EXERCISE
Leaving out the pictures, please retype each record exactly.
···
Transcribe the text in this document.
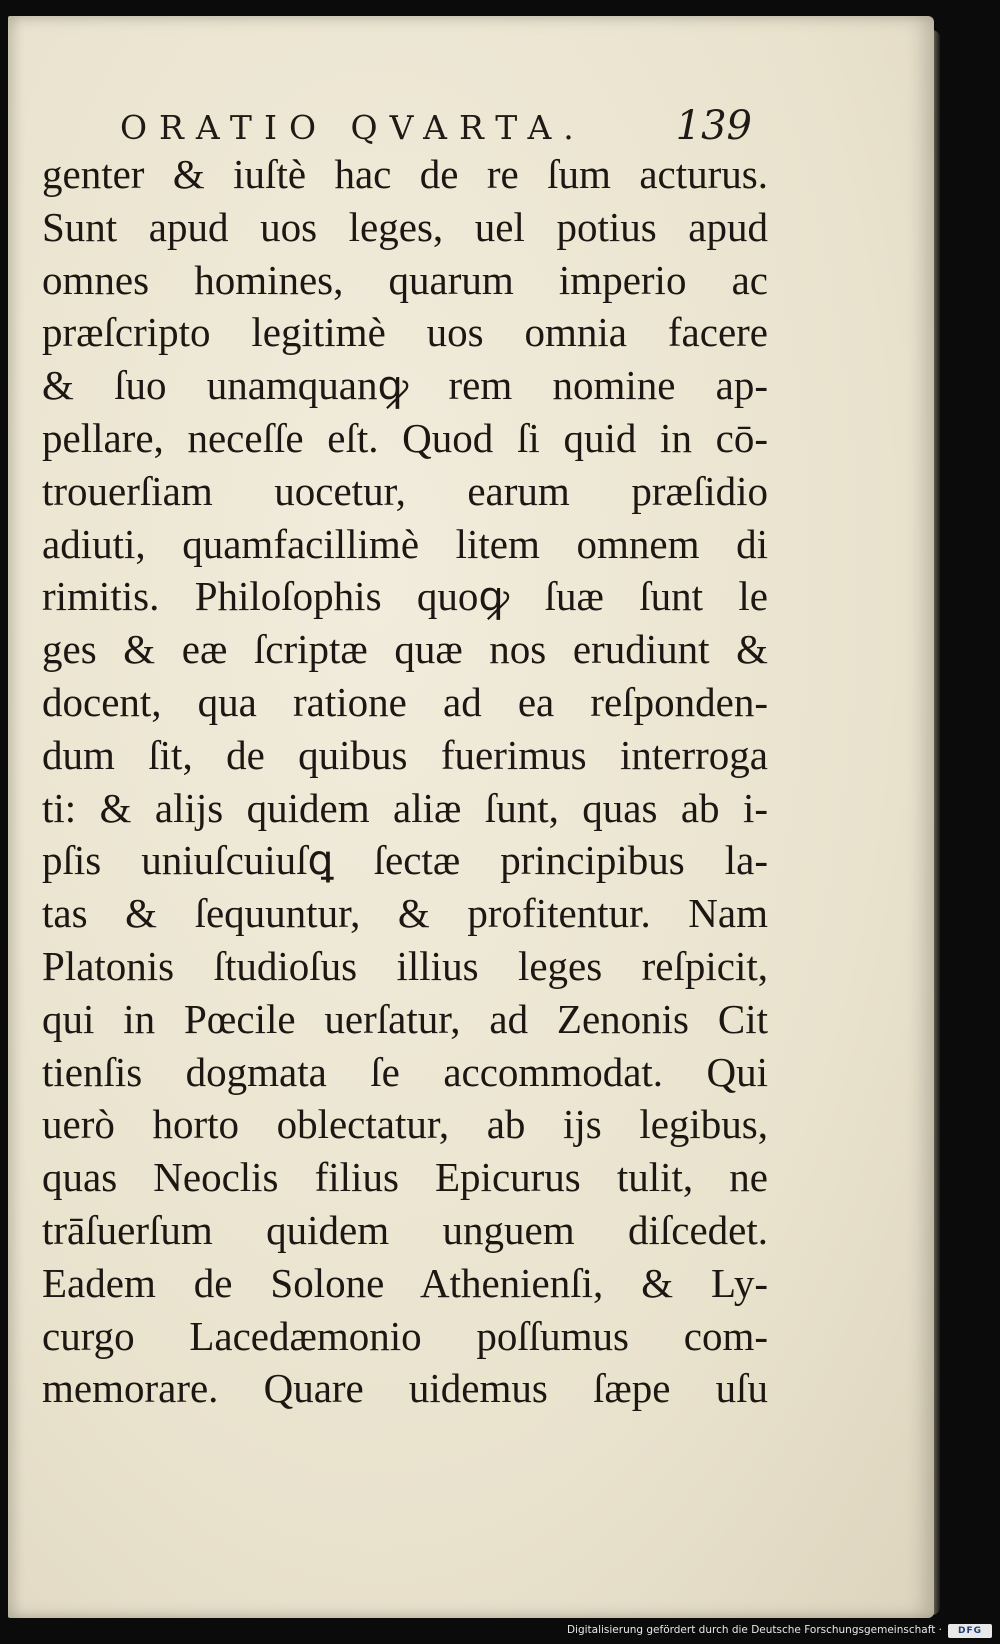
ORATIO QVARTA. 139
genter & iuſtè hac de re ſum acturus.
Sunt apud uos leges, uel potius apud
omnes homines, quarum imperio ac
præſcripto legitimè uos omnia facere
& ſuo unamquanꝙ rem nomine ap-
pellare, neceſſe eſt. Quod ſi quid in cō-
trouerſiam uocetur, earum præſidio
adiuti, quamfacillimè litem omnem di
rimitis. Philoſophis quoꝙ ſuæ ſunt le
ges & eæ ſcriptæ quæ nos erudiunt &
docent, qua ratione ad ea reſponden-
dum ſit, de quibus fuerimus interroga
ti: & alijs quidem aliæ ſunt, quas ab i-
pſis uniuſcuiuſꝗ ſectæ principibus la-
tas & ſequuntur, & profitentur. Nam
Platonis ſtudioſus illius leges reſpicit,
qui in Pœcile uerſatur, ad Zenonis Cit
tienſis dogmata ſe accommodat. Qui
uerò horto oblectatur, ab ijs legibus,
quas Neoclis filius Epicurus tulit, ne
trāſuerſum quidem unguem diſcedet.
Eadem de Solone Athenienſi, & Ly-
curgo Lacedæmonio poſſumus com-
memorare. Quare uidemus ſæpe uſu
Digitalisierung gefördert durch die Deutsche Forschungsgemeinschaft ·	DFG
···
EXERCISE RESPONSE
Transcribe the text in this document.
ORATIO QVARTA. 139
genter & iuſtè hac de re ſum acturus.
Sunt apud uos leges, uel potius apud
omnes homines, quarum imperio ac
præſcripto legitimè uos omnia facere
& ſuo unamquanꝙ rem nomine ap-
pellare, neceſſe eſt. Quod ſi quid in cō-
trouerſiam uocetur, earum præſidio
adiuti, quamfacillimè litem omnem di
rimitis. Philoſophis quoꝙ ſuæ ſunt le
ges & eæ ſcriptæ quæ nos erudiunt &
docent, qua ratione ad ea reſponden-
dum ſit, de quibus fuerimus interroga
ti: & alijs quidem aliæ ſunt, quas ab i-
pſis uniuſcuiuſꝗ ſectæ principibus la-
tas & ſequuntur, & profitentur. Nam
Platonis ſtudioſus illius leges reſpicit,
qui in Pœcile uerſatur, ad Zenonis Cit
tienſis dogmata ſe accommodat. Qui
uerò horto oblectatur, ab ijs legibus,
quas Neoclis filius Epicurus tulit, ne
trāſuerſum quidem unguem diſcedet.
Eadem de Solone Athenienſi, & Ly-
curgo Lacedæmonio poſſumus com-
memorare. Quare uidemus ſæpe uſu
Digitalisierung gefördert durch die Deutsche Forschungsgemeinschaft ·	DFG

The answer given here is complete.